DATASET ROWS –
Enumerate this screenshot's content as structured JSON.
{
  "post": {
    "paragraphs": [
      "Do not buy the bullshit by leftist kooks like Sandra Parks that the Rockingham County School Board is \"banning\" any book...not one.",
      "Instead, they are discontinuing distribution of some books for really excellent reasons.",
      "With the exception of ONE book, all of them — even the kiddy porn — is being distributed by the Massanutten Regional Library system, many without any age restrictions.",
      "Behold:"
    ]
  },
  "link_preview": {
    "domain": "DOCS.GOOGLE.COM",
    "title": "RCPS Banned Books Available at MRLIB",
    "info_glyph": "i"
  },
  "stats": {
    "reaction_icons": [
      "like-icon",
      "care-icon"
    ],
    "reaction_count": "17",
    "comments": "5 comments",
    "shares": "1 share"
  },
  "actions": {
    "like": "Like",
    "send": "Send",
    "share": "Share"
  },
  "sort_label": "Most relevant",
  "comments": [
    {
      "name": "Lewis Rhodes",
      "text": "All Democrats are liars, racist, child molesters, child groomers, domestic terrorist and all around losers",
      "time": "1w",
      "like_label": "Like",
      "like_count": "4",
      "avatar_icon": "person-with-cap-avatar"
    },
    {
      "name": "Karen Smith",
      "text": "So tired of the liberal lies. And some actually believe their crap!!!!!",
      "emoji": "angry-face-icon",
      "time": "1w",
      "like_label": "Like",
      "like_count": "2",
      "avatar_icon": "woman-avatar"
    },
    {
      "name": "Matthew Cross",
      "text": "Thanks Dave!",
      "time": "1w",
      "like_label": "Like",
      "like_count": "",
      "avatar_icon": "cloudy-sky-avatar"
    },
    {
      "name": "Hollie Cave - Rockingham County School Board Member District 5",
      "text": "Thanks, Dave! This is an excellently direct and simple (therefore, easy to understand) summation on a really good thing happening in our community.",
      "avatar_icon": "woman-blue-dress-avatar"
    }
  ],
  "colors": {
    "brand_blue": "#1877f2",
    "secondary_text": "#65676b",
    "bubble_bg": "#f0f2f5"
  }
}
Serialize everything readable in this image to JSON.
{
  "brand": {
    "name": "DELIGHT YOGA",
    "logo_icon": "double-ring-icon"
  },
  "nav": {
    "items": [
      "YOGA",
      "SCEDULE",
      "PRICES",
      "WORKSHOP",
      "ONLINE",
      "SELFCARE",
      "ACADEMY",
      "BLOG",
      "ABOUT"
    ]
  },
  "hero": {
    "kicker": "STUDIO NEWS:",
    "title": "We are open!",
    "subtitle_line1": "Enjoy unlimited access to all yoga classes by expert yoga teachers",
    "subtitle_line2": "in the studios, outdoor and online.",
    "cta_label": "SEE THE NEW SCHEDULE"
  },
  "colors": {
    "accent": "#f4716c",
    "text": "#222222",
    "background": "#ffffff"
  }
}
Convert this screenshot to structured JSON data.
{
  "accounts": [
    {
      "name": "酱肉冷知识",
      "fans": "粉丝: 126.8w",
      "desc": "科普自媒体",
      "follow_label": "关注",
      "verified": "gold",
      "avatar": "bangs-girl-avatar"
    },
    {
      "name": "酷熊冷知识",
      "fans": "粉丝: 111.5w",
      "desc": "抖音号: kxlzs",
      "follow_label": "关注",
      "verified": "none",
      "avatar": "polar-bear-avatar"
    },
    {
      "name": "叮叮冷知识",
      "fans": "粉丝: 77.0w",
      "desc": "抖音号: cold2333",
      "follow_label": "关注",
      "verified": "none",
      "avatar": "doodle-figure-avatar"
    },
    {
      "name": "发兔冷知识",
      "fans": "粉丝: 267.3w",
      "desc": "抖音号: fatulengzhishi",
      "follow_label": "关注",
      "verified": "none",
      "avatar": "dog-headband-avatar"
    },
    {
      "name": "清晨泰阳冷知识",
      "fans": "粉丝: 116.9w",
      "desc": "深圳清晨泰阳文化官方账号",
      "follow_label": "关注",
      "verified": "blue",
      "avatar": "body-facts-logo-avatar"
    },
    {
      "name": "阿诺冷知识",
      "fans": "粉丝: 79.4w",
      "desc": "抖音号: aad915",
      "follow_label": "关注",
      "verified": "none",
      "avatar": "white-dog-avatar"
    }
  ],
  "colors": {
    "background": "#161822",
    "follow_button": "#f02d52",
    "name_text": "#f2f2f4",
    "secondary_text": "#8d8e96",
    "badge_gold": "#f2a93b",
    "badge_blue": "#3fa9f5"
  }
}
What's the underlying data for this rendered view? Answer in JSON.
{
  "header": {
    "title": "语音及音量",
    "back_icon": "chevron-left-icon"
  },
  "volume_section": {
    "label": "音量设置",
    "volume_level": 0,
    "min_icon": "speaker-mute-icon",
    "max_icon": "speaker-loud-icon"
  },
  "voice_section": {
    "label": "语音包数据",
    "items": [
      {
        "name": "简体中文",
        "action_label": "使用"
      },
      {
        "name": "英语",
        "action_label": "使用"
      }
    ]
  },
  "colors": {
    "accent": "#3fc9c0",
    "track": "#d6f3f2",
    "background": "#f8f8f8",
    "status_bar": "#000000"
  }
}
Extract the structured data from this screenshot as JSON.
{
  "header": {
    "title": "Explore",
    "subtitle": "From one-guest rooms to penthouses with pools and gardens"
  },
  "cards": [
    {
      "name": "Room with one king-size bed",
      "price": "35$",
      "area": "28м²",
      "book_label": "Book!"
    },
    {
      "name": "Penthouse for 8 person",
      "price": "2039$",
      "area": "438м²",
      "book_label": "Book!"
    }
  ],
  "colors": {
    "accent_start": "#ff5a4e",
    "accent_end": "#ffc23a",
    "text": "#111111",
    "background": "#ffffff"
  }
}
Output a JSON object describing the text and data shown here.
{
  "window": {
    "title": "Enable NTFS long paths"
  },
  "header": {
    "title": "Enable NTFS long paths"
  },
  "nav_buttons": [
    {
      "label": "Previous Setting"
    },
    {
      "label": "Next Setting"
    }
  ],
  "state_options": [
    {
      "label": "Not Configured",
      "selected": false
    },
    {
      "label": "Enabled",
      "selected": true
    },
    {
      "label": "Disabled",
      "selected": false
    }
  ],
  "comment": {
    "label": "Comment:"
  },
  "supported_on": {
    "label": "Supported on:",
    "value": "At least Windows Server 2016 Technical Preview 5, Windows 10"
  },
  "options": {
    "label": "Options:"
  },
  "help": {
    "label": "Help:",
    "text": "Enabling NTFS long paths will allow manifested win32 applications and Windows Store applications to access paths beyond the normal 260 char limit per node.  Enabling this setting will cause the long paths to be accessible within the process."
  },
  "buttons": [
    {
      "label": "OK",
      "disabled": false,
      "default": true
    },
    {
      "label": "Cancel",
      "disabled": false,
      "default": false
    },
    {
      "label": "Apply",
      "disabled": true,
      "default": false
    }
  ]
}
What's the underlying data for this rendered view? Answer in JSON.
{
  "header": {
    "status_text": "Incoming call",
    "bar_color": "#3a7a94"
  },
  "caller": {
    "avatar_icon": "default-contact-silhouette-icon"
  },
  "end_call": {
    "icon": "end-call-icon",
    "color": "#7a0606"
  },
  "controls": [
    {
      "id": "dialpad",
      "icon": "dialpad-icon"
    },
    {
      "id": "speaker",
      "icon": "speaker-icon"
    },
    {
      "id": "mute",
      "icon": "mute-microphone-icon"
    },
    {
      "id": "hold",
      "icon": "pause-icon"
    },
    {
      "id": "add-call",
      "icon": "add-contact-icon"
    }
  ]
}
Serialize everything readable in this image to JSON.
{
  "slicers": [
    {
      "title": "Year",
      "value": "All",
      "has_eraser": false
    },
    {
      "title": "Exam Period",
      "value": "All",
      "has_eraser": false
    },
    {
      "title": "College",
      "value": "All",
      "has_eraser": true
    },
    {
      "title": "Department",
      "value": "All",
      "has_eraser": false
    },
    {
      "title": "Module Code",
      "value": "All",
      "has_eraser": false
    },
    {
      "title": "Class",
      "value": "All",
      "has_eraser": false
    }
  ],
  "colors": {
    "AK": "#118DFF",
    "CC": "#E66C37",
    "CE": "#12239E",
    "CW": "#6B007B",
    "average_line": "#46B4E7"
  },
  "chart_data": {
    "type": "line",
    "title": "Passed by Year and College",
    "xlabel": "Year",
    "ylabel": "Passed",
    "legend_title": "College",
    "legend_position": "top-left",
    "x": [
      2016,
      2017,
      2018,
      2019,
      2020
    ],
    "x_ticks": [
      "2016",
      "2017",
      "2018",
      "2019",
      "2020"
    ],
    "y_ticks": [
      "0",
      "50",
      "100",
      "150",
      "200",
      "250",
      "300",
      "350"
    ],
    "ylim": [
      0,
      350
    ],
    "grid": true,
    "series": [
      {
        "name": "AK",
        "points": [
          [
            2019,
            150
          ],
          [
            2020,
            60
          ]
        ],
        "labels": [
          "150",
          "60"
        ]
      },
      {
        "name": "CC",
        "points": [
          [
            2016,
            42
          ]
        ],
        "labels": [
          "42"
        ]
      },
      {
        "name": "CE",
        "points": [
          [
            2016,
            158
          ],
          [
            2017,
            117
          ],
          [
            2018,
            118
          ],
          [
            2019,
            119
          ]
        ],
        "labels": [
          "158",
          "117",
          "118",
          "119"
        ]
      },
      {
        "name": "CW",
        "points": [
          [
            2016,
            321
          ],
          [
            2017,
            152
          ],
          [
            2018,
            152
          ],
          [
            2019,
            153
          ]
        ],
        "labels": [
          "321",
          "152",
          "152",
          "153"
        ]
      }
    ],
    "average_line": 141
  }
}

EXERCISE PROMPT –
Identify lines with the string "woman". Copy each one.

RESULT –
      "avatar_icon": "woman-avatar"
      "avatar_icon": "woman-blue-dress-avatar"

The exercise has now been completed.